#### [TASK INSTRUCTIONS]
Report all lines from the entries below in which "genético" appears.

#### [SUPPLIED ENTRIES]

※

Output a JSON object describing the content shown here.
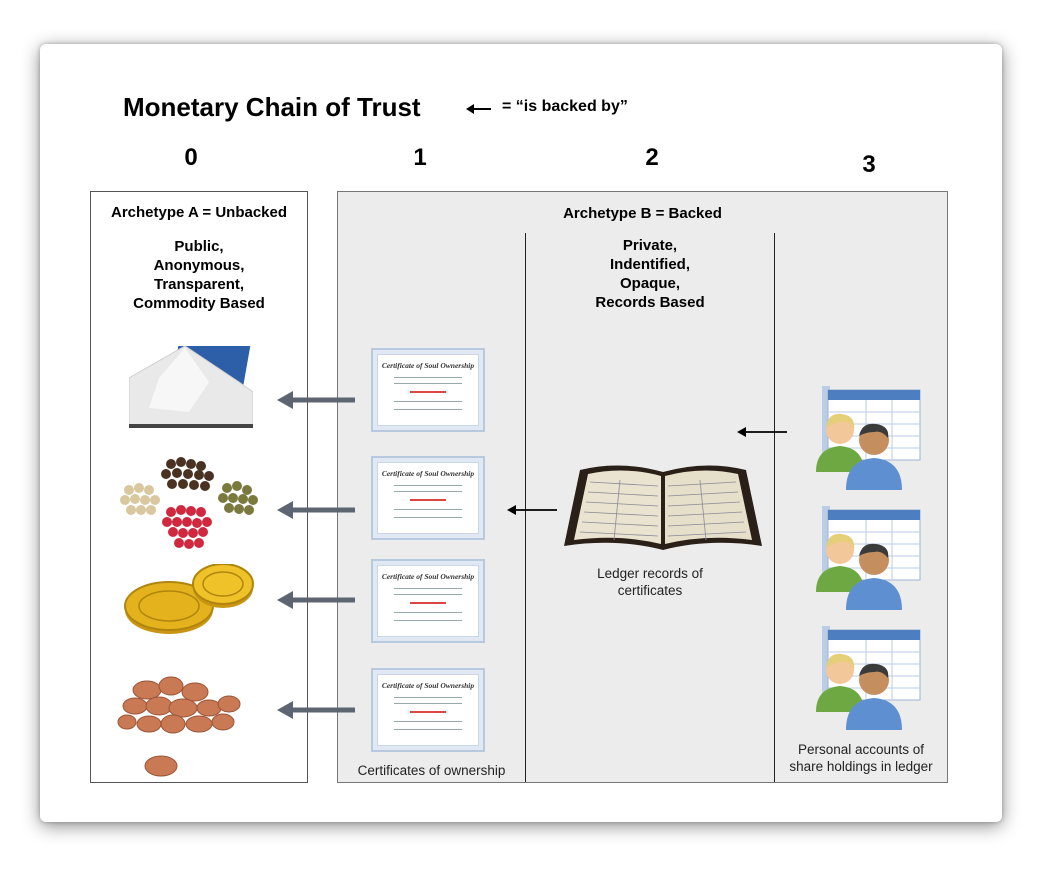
{
  "title": "Monetary Chain of Trust",
  "legend": {
    "text": "= “is backed by”"
  },
  "columns": [
    "0",
    "1",
    "2",
    "3"
  ],
  "archetype_a": {
    "header": "Archetype A = Unbacked",
    "description": [
      "Public,",
      "Anonymous,",
      "Transparent,",
      "Commodity Based"
    ],
    "items": [
      "salt-pile",
      "peppercorns",
      "gold-coins",
      "copper-nuggets"
    ]
  },
  "archetype_b": {
    "header": "Archetype B = Backed",
    "description": [
      "Private,",
      "Indentified,",
      "Opaque,",
      "Records Based"
    ]
  },
  "certificates": {
    "title": "Certificate of Soul Ownership",
    "caption": "Certificates of ownership"
  },
  "ledger": {
    "caption": [
      "Ledger records of",
      "certificates"
    ]
  },
  "accounts": {
    "caption": [
      "Personal accounts of",
      "share holdings in ledger"
    ]
  },
  "colors": {
    "grey_arrow": "#5d6670",
    "panel_bg": "#ececec",
    "gold": "#e3b21c",
    "copper": "#c97a55"
  }
}
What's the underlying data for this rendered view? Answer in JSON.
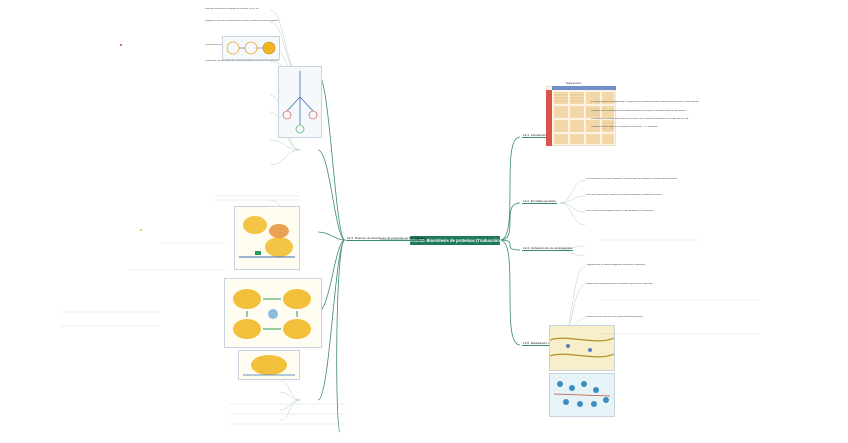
{
  "root": {
    "label": "Tema 12. Biosíntesis de proteínas (Traducción)."
  },
  "branches": [
    {
      "label": "12.1. Introducción"
    },
    {
      "label": "12.2. El código genético"
    },
    {
      "label": "12.3. Activación de los aminoácidos"
    },
    {
      "label": "12.4. Proceso de biosíntesis de proteínas en Procariotas"
    },
    {
      "label": "12.5. Maduración de las proteínas"
    }
  ],
  "table": {
    "title": "Segunda letra"
  },
  "leaves": {
    "intro": [
      "El código genético está degenerado: la mayoría de los aminoácidos están codificados por más de un codón diferente.",
      "Se define como la secuencia de nucleótidos del ARNm que especifica los aminoácidos de una proteína.",
      "Los codones de iniciación de la traducción son AUG, y los codones de terminación son UAA, UAG y UGA.",
      "La traducción tiene lugar en los ribosomas en dirección 5'→3' del ARNm."
    ],
    "activacion": [
      "Los aminoácidos se activan uniéndose a su ARNt específico mediante la aminoacil-ARNt sintetasa.",
      "Reacción en dos etapas: formación de aminoacil-adenilato y transferencia al ARNt.",
      "El ARNt actúa como adaptador entre el codón del ARNm y el aminoácido."
    ],
    "procariotas": [
      "Iniciación: formación del complejo de iniciación 30S y 70S.",
      "Elongación: unión del aminoacil-ARNt al sitio A y formación del enlace peptídico.",
      "Translocación: desplazamiento del ribosoma un codón hacia 3'.",
      "Terminación: reconocimiento del codón de parada por los factores de liberación."
    ],
    "maduracion": [
      "Plegamiento de la cadena polipeptídica asistido por chaperonas.",
      "Modificaciones postraduccionales: fosforilación, glicosilación, acetilación.",
      "Eliminación de secuencias señal y procesamiento proteolítico.",
      "Transporte a su destino celular."
    ]
  },
  "colors": {
    "root": "#1f7a5a",
    "line": "#3b8a6a",
    "accent_red": "#d23b2e",
    "accent_yellow": "#f1b51c"
  }
}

※

#### [REPLY]
      "label": "12.2. El código genético"
      "El código genético está degenerado: la mayoría de los aminoácidos están codificados por más de un codón diferente.",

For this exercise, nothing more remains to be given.